Your task is to copy every line of this material exactly.

(Part of a data file)
begin

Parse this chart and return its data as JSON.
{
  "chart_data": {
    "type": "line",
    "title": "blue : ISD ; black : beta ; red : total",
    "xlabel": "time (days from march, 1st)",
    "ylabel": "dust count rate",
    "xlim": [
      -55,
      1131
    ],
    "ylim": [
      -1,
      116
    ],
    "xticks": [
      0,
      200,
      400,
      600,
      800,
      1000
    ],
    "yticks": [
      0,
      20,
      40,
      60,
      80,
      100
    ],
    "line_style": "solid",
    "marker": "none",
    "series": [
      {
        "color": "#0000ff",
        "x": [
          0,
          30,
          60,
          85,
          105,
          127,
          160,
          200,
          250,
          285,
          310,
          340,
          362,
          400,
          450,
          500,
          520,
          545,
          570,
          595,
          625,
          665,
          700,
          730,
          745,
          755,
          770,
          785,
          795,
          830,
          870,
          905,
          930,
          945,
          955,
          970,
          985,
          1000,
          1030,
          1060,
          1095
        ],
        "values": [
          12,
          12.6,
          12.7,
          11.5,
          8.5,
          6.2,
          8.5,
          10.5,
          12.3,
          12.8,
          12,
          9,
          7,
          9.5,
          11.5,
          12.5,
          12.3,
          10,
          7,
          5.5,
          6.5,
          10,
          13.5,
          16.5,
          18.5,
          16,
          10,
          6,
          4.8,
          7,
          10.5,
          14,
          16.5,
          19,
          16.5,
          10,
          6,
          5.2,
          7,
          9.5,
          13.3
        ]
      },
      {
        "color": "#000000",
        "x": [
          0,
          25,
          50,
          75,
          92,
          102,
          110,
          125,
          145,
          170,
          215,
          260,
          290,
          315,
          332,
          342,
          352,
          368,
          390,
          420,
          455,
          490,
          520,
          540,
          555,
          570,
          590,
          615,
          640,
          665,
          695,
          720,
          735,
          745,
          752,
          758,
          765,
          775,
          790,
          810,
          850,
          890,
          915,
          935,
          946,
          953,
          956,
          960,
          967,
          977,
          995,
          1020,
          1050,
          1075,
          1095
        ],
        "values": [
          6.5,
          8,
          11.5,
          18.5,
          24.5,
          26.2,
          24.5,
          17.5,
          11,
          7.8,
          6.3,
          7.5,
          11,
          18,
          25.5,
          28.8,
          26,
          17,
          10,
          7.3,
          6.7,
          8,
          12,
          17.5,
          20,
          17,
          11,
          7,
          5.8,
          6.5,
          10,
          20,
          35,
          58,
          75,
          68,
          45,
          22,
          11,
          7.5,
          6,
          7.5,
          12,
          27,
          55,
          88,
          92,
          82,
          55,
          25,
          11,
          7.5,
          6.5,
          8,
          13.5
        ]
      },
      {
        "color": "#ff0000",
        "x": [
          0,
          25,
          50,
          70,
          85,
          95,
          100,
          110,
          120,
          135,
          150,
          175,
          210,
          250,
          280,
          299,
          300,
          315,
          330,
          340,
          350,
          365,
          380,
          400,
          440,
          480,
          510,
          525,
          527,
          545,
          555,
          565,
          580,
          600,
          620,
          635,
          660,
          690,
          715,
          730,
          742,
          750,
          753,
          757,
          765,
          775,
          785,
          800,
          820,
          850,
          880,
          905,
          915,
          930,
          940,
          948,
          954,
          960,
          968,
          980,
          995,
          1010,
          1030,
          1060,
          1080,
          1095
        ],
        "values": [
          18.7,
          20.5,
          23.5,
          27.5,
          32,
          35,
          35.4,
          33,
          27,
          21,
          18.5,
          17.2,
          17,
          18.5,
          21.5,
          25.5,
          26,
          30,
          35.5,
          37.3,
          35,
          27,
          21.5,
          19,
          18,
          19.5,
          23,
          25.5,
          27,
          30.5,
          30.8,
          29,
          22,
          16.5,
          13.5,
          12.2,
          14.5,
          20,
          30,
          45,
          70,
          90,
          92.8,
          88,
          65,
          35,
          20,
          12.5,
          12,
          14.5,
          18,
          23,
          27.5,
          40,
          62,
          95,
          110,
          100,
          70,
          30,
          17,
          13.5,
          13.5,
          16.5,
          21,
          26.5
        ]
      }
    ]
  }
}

end

(RESULT):
Parse this chart and return its data as JSON.
{
  "chart_data": {
    "type": "line",
    "title": "blue : ISD ; black : beta ; red : total",
    "xlabel": "time (days from march, 1st)",
    "ylabel": "dust count rate",
    "xlim": [
      -55,
      1131
    ],
    "ylim": [
      -1,
      116
    ],
    "xticks": [
      0,
      200,
      400,
      600,
      800,
      1000
    ],
    "yticks": [
      0,
      20,
      40,
      60,
      80,
      100
    ],
    "line_style": "solid",
    "marker": "none",
    "series": [
      {
        "color": "#0000ff",
        "x": [
          0,
          30,
          60,
          85,
          105,
          127,
          160,
          200,
          250,
          285,
          310,
          340,
          362,
          400,
          450,
          500,
          520,
          545,
          570,
          595,
          625,
          665,
          700,
          730,
          745,
          755,
          770,
          785,
          795,
          830,
          870,
          905,
          930,
          945,
          955,
          970,
          985,
          1000,
          1030,
          1060,
          1095
        ],
        "values": [
          12,
          12.6,
          12.7,
          11.5,
          8.5,
          6.2,
          8.5,
          10.5,
          12.3,
          12.8,
          12,
          9,
          7,
          9.5,
          11.5,
          12.5,
          12.3,
          10,
          7,
          5.5,
          6.5,
          10,
          13.5,
          16.5,
          18.5,
          16,
          10,
          6,
          4.8,
          7,
          10.5,
          14,
          16.5,
          19,
          16.5,
          10,
          6,
          5.2,
          7,
          9.5,
          13.3
        ]
      },
      {
        "color": "#000000",
        "x": [
          0,
          25,
          50,
          75,
          92,
          102,
          110,
          125,
          145,
          170,
          215,
          260,
          290,
          315,
          332,
          342,
          352,
          368,
          390,
          420,
          455,
          490,
          520,
          540,
          555,
          570,
          590,
          615,
          640,
          665,
          695,
          720,
          735,
          745,
          752,
          758,
          765,
          775,
          790,
          810,
          850,
          890,
          915,
          935,
          946,
          953,
          956,
          960,
          967,
          977,
          995,
          1020,
          1050,
          1075,
          1095
        ],
        "values": [
          6.5,
          8,
          11.5,
          18.5,
          24.5,
          26.2,
          24.5,
          17.5,
          11,
          7.8,
          6.3,
          7.5,
          11,
          18,
          25.5,
          28.8,
          26,
          17,
          10,
          7.3,
          6.7,
          8,
          12,
          17.5,
          20,
          17,
          11,
          7,
          5.8,
          6.5,
          10,
          20,
          35,
          58,
          75,
          68,
          45,
          22,
          11,
          7.5,
          6,
          7.5,
          12,
          27,
          55,
          88,
          92,
          82,
          55,
          25,
          11,
          7.5,
          6.5,
          8,
          13.5
        ]
      },
      {
        "color": "#ff0000",
        "x": [
          0,
          25,
          50,
          70,
          85,
          95,
          100,
          110,
          120,
          135,
          150,
          175,
          210,
          250,
          280,
          299,
          300,
          315,
          330,
          340,
          350,
          365,
          380,
          400,
          440,
          480,
          510,
          525,
          527,
          545,
          555,
          565,
          580,
          600,
          620,
          635,
          660,
          690,
          715,
          730,
          742,
          750,
          753,
          757,
          765,
          775,
          785,
          800,
          820,
          850,
          880,
          905,
          915,
          930,
          940,
          948,
          954,
          960,
          968,
          980,
          995,
          1010,
          1030,
          1060,
          1080,
          1095
        ],
        "values": [
          18.7,
          20.5,
          23.5,
          27.5,
          32,
          35,
          35.4,
          33,
          27,
          21,
          18.5,
          17.2,
          17,
          18.5,
          21.5,
          25.5,
          26,
          30,
          35.5,
          37.3,
          35,
          27,
          21.5,
          19,
          18,
          19.5,
          23,
          25.5,
          27,
          30.5,
          30.8,
          29,
          22,
          16.5,
          13.5,
          12.2,
          14.5,
          20,
          30,
          45,
          70,
          90,
          92.8,
          88,
          65,
          35,
          20,
          12.5,
          12,
          14.5,
          18,
          23,
          27.5,
          40,
          62,
          95,
          110,
          100,
          70,
          30,
          17,
          13.5,
          13.5,
          16.5,
          21,
          26.5
        ]
      }
    ]
  }
}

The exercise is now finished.